┌──

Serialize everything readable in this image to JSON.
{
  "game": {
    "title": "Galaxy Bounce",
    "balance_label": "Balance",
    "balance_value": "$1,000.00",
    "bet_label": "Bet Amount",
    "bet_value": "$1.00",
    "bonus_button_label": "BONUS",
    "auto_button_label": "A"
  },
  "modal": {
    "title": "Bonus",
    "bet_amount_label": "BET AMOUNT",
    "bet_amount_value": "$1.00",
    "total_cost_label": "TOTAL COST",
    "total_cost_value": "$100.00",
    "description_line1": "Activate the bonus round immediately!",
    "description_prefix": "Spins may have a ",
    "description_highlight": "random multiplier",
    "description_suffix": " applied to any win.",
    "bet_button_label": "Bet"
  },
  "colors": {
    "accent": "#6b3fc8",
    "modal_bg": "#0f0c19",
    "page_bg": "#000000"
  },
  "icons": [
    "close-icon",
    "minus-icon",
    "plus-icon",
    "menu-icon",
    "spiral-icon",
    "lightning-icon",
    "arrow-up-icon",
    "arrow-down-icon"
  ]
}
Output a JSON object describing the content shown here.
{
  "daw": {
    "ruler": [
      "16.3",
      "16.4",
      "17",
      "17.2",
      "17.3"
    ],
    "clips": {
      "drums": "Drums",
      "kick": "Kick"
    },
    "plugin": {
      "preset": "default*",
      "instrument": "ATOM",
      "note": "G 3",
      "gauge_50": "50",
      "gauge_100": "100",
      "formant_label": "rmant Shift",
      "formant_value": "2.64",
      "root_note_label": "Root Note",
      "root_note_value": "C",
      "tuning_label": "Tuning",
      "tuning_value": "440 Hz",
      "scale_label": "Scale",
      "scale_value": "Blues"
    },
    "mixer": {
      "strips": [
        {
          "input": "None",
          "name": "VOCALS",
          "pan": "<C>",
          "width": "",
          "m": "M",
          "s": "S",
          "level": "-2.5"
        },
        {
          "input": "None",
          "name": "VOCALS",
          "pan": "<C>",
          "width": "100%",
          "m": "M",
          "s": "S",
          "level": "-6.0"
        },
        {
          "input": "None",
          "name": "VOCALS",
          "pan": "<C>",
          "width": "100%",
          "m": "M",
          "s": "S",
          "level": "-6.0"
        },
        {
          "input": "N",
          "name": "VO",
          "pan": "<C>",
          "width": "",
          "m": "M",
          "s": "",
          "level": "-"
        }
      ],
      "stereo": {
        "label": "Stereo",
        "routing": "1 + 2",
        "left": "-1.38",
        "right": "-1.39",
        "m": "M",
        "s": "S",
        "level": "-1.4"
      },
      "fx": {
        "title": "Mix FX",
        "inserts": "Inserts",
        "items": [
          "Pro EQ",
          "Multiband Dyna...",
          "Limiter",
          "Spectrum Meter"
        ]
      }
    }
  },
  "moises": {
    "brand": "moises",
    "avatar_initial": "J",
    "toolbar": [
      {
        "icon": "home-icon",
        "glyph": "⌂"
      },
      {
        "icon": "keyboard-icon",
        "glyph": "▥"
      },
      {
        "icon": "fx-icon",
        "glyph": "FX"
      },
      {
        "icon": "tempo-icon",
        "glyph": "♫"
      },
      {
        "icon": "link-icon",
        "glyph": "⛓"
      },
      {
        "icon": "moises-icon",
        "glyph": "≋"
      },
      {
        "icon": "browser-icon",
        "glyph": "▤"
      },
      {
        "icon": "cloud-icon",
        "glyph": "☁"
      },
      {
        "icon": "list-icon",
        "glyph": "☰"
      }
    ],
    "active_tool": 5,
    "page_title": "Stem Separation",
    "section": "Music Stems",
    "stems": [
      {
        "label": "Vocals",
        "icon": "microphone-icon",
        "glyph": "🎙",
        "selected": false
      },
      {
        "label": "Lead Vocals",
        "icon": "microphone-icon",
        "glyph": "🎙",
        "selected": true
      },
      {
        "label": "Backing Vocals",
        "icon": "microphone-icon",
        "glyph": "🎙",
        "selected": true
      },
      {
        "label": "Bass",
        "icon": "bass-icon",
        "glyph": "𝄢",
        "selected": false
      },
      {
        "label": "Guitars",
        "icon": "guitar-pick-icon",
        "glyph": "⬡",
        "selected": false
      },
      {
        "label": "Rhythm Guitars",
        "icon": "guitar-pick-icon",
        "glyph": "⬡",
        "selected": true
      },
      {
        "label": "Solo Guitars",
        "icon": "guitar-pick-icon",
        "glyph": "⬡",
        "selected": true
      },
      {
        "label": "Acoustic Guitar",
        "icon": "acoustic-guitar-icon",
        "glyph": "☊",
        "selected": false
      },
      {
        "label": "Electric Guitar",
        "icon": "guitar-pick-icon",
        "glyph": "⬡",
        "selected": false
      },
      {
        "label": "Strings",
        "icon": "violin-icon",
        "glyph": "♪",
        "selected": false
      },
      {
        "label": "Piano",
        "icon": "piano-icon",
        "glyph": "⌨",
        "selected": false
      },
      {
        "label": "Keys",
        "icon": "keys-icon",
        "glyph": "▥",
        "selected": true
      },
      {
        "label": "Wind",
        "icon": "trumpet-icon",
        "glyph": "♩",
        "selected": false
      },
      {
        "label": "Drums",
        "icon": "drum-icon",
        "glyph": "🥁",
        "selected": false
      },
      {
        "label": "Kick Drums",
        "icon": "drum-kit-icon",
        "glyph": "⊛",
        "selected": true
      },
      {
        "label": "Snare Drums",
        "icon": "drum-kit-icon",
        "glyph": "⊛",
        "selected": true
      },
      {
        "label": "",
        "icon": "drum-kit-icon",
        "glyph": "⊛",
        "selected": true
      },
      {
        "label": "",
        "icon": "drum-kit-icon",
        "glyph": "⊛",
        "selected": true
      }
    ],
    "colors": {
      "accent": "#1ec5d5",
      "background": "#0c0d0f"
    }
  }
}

└──

Copy every line verbatim.

## THE OUTPUT
Serialize everything readable in this image to JSON.
{
  "game": {
    "title": "Galaxy Bounce",
    "balance_label": "Balance",
    "balance_value": "$1,000.00",
    "bet_label": "Bet Amount",
    "bet_value": "$1.00",
    "bonus_button_label": "BONUS",
    "auto_button_label": "A"
  },
  "modal": {
    "title": "Bonus",
    "bet_amount_label": "BET AMOUNT",
    "bet_amount_value": "$1.00",
    "total_cost_label": "TOTAL COST",
    "total_cost_value": "$100.00",
    "description_line1": "Activate the bonus round immediately!",
    "description_prefix": "Spins may have a ",
    "description_highlight": "random multiplier",
    "description_suffix": " applied to any win.",
    "bet_button_label": "Bet"
  },
  "colors": {
    "accent": "#6b3fc8",
    "modal_bg": "#0f0c19",
    "page_bg": "#000000"
  },
  "icons": [
    "close-icon",
    "minus-icon",
    "plus-icon",
    "menu-icon",
    "spiral-icon",
    "lightning-icon",
    "arrow-up-icon",
    "arrow-down-icon"
  ]
}
Output a JSON object describing the content shown here.
{
  "daw": {
    "ruler": [
      "16.3",
      "16.4",
      "17",
      "17.2",
      "17.3"
    ],
    "clips": {
      "drums": "Drums",
      "kick": "Kick"
    },
    "plugin": {
      "preset": "default*",
      "instrument": "ATOM",
      "note": "G 3",
      "gauge_50": "50",
      "gauge_100": "100",
      "formant_label": "rmant Shift",
      "formant_value": "2.64",
      "root_note_label": "Root Note",
      "root_note_value": "C",
      "tuning_label": "Tuning",
      "tuning_value": "440 Hz",
      "scale_label": "Scale",
      "scale_value": "Blues"
    },
    "mixer": {
      "strips": [
        {
          "input": "None",
          "name": "VOCALS",
          "pan": "<C>",
          "width": "",
          "m": "M",
          "s": "S",
          "level": "-2.5"
        },
        {
          "input": "None",
          "name": "VOCALS",
          "pan": "<C>",
          "width": "100%",
          "m": "M",
          "s": "S",
          "level": "-6.0"
        },
        {
          "input": "None",
          "name": "VOCALS",
          "pan": "<C>",
          "width": "100%",
          "m": "M",
          "s": "S",
          "level": "-6.0"
        },
        {
          "input": "N",
          "name": "VO",
          "pan": "<C>",
          "width": "",
          "m": "M",
          "s": "",
          "level": "-"
        }
      ],
      "stereo": {
        "label": "Stereo",
        "routing": "1 + 2",
        "left": "-1.38",
        "right": "-1.39",
        "m": "M",
        "s": "S",
        "level": "-1.4"
      },
      "fx": {
        "title": "Mix FX",
        "inserts": "Inserts",
        "items": [
          "Pro EQ",
          "Multiband Dyna...",
          "Limiter",
          "Spectrum Meter"
        ]
      }
    }
  },
  "moises": {
    "brand": "moises",
    "avatar_initial": "J",
    "toolbar": [
      {
        "icon": "home-icon",
        "glyph": "⌂"
      },
      {
        "icon": "keyboard-icon",
        "glyph": "▥"
      },
      {
        "icon": "fx-icon",
        "glyph": "FX"
      },
      {
        "icon": "tempo-icon",
        "glyph": "♫"
      },
      {
        "icon": "link-icon",
        "glyph": "⛓"
      },
      {
        "icon": "moises-icon",
        "glyph": "≋"
      },
      {
        "icon": "browser-icon",
        "glyph": "▤"
      },
      {
        "icon": "cloud-icon",
        "glyph": "☁"
      },
      {
        "icon": "list-icon",
        "glyph": "☰"
      }
    ],
    "active_tool": 5,
    "page_title": "Stem Separation",
    "section": "Music Stems",
    "stems": [
      {
        "label": "Vocals",
        "icon": "microphone-icon",
        "glyph": "🎙",
        "selected": false
      },
      {
        "label": "Lead Vocals",
        "icon": "microphone-icon",
        "glyph": "🎙",
        "selected": true
      },
      {
        "label": "Backing Vocals",
        "icon": "microphone-icon",
        "glyph": "🎙",
        "selected": true
      },
      {
        "label": "Bass",
        "icon": "bass-icon",
        "glyph": "𝄢",
        "selected": false
      },
      {
        "label": "Guitars",
        "icon": "guitar-pick-icon",
        "glyph": "⬡",
        "selected": false
      },
      {
        "label": "Rhythm Guitars",
        "icon": "guitar-pick-icon",
        "glyph": "⬡",
        "selected": true
      },
      {
        "label": "Solo Guitars",
        "icon": "guitar-pick-icon",
        "glyph": "⬡",
        "selected": true
      },
      {
        "label": "Acoustic Guitar",
        "icon": "acoustic-guitar-icon",
        "glyph": "☊",
        "selected": false
      },
      {
        "label": "Electric Guitar",
        "icon": "guitar-pick-icon",
        "glyph": "⬡",
        "selected": false
      },
      {
        "label": "Strings",
        "icon": "violin-icon",
        "glyph": "♪",
        "selected": false
      },
      {
        "label": "Piano",
        "icon": "piano-icon",
        "glyph": "⌨",
        "selected": false
      },
      {
        "label": "Keys",
        "icon": "keys-icon",
        "glyph": "▥",
        "selected": true
      },
      {
        "label": "Wind",
        "icon": "trumpet-icon",
        "glyph": "♩",
        "selected": false
      },
      {
        "label": "Drums",
        "icon": "drum-icon",
        "glyph": "🥁",
        "selected": false
      },
      {
        "label": "Kick Drums",
        "icon": "drum-kit-icon",
        "glyph": "⊛",
        "selected": true
      },
      {
        "label": "Snare Drums",
        "icon": "drum-kit-icon",
        "glyph": "⊛",
        "selected": true
      },
      {
        "label": "",
        "icon": "drum-kit-icon",
        "glyph": "⊛",
        "selected": true
      },
      {
        "label": "",
        "icon": "drum-kit-icon",
        "glyph": "⊛",
        "selected": true
      }
    ],
    "colors": {
      "accent": "#1ec5d5",
      "background": "#0c0d0f"
    }
  }
}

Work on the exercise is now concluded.